◆ AIM OF THE TASK: Spot each line in the records below where the word "beghin" occurs, then copy it.

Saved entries

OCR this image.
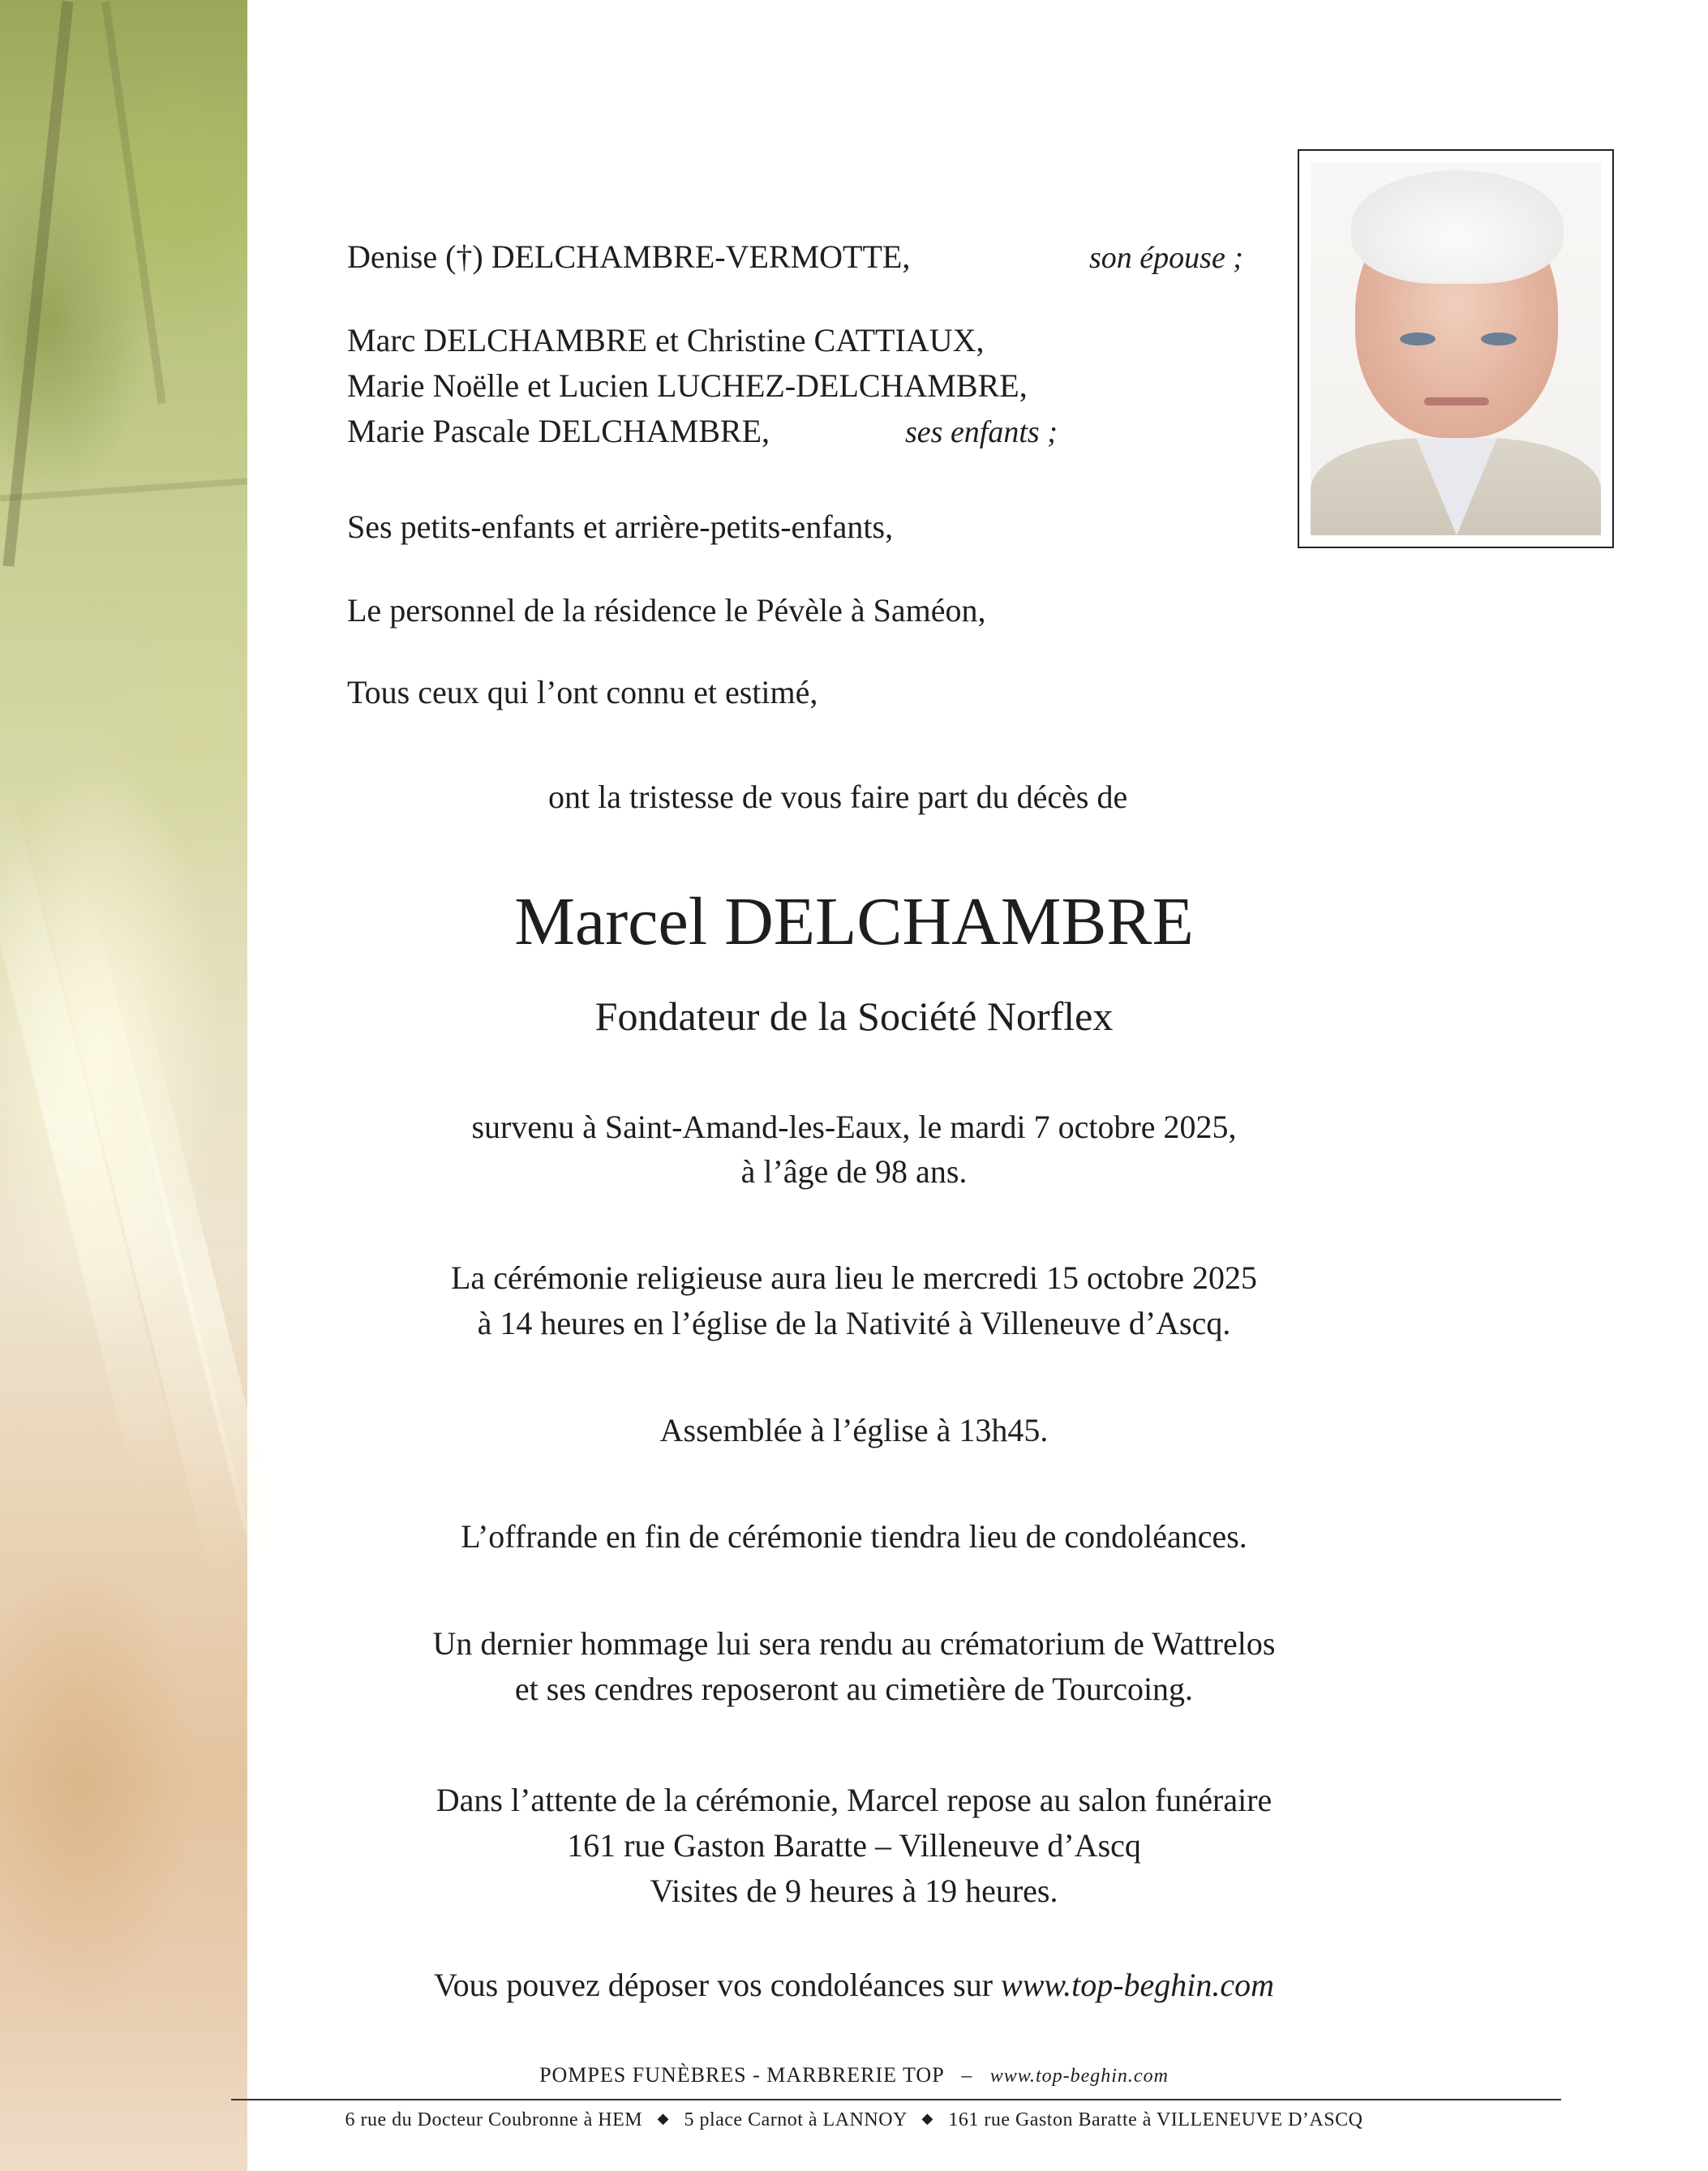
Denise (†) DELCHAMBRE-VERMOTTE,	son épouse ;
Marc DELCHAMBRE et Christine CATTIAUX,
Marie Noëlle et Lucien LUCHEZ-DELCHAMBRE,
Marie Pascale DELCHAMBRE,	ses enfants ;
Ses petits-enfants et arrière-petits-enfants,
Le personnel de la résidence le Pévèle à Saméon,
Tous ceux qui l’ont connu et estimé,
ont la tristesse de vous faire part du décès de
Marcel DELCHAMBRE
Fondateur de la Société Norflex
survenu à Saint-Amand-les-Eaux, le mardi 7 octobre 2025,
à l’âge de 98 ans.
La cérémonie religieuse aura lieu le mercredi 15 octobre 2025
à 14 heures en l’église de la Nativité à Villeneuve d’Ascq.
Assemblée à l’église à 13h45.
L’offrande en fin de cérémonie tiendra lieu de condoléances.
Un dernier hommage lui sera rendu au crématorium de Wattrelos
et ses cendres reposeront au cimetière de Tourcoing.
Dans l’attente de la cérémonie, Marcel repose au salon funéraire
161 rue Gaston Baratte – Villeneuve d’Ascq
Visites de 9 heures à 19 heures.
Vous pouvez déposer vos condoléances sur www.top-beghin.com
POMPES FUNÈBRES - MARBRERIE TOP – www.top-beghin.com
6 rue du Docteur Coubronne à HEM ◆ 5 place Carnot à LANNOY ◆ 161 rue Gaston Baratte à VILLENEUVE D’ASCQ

◆ THE RESPONSE:
Vous pouvez déposer vos condoléances sur www.top-beghin.com
POMPES FUNÈBRES - MARBRERIE TOP – www.top-beghin.com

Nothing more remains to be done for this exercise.